• [Written task]: Wherever the string "bachelor" appears, copy the whole line.

◆ ◆ ◆ ◆

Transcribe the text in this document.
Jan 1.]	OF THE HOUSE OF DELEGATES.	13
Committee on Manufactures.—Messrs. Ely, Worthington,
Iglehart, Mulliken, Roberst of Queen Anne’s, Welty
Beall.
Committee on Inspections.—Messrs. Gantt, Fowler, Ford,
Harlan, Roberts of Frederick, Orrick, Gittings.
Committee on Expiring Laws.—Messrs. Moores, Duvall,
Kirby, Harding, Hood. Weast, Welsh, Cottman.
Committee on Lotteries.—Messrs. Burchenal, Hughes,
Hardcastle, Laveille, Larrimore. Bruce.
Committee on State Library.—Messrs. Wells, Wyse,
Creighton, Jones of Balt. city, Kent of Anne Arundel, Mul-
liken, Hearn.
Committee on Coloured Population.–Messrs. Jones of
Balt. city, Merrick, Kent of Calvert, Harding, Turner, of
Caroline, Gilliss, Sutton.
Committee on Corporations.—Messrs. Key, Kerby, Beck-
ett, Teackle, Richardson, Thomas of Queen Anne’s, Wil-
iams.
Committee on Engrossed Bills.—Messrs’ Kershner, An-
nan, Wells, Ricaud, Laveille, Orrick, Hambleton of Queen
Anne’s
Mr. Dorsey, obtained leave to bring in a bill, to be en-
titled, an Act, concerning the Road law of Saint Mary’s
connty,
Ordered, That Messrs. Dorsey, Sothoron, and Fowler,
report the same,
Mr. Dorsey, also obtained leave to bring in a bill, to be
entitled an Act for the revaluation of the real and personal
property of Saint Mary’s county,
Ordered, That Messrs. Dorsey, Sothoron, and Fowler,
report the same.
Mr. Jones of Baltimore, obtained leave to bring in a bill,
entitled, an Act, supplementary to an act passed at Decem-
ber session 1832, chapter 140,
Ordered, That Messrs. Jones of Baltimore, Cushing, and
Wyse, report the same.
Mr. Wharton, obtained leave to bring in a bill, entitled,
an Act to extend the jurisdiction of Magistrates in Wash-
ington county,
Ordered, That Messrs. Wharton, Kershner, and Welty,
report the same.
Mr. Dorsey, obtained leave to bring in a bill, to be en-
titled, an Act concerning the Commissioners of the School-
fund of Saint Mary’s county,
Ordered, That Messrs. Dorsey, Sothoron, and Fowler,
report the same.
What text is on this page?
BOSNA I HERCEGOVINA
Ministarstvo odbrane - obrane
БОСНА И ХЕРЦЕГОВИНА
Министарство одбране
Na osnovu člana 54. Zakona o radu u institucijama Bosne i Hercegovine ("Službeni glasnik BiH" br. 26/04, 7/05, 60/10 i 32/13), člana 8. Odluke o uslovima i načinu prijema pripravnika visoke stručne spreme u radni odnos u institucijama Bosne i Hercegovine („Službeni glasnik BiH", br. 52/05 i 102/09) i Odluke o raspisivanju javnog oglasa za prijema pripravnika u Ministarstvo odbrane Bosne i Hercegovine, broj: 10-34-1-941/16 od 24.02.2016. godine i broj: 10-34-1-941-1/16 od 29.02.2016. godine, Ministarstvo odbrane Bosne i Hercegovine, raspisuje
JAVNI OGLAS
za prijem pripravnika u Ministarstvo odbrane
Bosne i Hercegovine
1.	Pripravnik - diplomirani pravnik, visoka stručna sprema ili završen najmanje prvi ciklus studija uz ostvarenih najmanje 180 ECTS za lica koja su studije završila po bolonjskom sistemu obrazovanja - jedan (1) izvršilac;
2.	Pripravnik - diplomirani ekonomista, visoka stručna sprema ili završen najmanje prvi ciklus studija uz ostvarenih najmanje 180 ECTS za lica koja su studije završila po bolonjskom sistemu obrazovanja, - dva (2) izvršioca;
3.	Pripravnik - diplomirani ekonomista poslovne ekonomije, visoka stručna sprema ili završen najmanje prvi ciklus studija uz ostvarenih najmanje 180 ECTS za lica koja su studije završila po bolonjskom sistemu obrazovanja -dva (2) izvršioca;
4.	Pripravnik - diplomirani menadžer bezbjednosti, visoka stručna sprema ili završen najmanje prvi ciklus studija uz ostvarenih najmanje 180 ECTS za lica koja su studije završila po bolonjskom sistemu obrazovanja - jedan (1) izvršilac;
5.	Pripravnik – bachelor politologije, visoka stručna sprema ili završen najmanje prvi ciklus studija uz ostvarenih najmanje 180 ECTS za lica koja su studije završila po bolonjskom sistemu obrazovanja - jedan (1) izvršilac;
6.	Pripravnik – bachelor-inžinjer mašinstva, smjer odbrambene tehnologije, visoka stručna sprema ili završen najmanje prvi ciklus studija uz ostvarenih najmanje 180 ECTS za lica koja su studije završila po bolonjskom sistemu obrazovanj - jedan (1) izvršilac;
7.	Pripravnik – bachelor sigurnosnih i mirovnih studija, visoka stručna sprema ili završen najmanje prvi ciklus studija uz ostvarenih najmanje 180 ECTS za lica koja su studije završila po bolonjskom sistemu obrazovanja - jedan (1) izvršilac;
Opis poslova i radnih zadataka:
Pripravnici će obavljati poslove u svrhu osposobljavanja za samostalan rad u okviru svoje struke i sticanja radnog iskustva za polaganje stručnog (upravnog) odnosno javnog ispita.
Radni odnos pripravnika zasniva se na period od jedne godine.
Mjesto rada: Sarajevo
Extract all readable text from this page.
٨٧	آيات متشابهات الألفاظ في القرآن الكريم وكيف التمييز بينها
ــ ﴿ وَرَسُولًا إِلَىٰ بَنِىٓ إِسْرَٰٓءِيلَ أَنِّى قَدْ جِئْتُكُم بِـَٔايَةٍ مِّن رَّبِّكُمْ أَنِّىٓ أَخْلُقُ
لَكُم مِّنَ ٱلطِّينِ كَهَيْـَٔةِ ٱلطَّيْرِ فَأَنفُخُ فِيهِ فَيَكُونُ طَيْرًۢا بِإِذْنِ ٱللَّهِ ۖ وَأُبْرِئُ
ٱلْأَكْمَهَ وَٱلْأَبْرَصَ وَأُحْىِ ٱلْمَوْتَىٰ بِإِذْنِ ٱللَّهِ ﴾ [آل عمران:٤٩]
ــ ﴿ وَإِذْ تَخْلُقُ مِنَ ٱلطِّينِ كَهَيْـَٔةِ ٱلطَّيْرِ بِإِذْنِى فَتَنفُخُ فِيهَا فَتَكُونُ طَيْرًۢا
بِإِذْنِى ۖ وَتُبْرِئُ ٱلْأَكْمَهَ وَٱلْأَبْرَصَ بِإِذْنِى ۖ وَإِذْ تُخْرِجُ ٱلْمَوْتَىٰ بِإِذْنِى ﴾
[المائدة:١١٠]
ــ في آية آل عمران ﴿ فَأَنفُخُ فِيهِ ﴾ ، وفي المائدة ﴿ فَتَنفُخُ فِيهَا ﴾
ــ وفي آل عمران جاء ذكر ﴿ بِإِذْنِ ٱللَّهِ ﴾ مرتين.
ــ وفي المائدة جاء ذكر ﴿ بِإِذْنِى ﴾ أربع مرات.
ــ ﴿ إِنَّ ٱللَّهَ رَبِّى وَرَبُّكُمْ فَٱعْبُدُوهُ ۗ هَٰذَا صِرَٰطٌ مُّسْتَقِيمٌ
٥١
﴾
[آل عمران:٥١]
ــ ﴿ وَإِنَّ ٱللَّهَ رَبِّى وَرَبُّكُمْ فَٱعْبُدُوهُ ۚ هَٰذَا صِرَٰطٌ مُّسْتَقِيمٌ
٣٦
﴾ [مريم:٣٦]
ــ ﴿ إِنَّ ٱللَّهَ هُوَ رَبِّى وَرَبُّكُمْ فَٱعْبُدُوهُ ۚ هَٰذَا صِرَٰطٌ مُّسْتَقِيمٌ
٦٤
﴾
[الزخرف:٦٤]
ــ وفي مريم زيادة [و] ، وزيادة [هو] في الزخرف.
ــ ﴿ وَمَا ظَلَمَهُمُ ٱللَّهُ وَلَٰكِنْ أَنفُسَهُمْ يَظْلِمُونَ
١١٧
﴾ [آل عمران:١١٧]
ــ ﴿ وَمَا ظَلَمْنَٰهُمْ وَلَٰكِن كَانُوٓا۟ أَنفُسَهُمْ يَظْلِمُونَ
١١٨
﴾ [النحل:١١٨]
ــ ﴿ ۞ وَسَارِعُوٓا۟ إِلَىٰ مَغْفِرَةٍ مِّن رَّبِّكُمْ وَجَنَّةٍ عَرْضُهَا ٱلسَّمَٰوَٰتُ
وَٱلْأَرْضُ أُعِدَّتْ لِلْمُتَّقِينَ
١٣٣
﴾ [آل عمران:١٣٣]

◆ ◆ ◆ ◆

• [Worked answer]:
5.	Pripravnik – bachelor politologije, visoka stručna sprema ili završen najmanje prvi ciklus studija uz ostvarenih najmanje 180 ECTS za lica koja su studije završila po bolonjskom sistemu obrazovanja - jedan (1) izvršilac;
6.	Pripravnik – bachelor-inžinjer mašinstva, smjer odbrambene tehnologije, visoka stručna sprema ili završen najmanje prvi ciklus studija uz ostvarenih najmanje 180 ECTS za lica koja su studije završila po bolonjskom sistemu obrazovanj - jedan (1) izvršilac;
7.	Pripravnik – bachelor sigurnosnih i mirovnih studija, visoka stručna sprema ili završen najmanje prvi ciklus studija uz ostvarenih najmanje 180 ECTS za lica koja su studije završila po bolonjskom sistemu obrazovanja - jedan (1) izvršilac;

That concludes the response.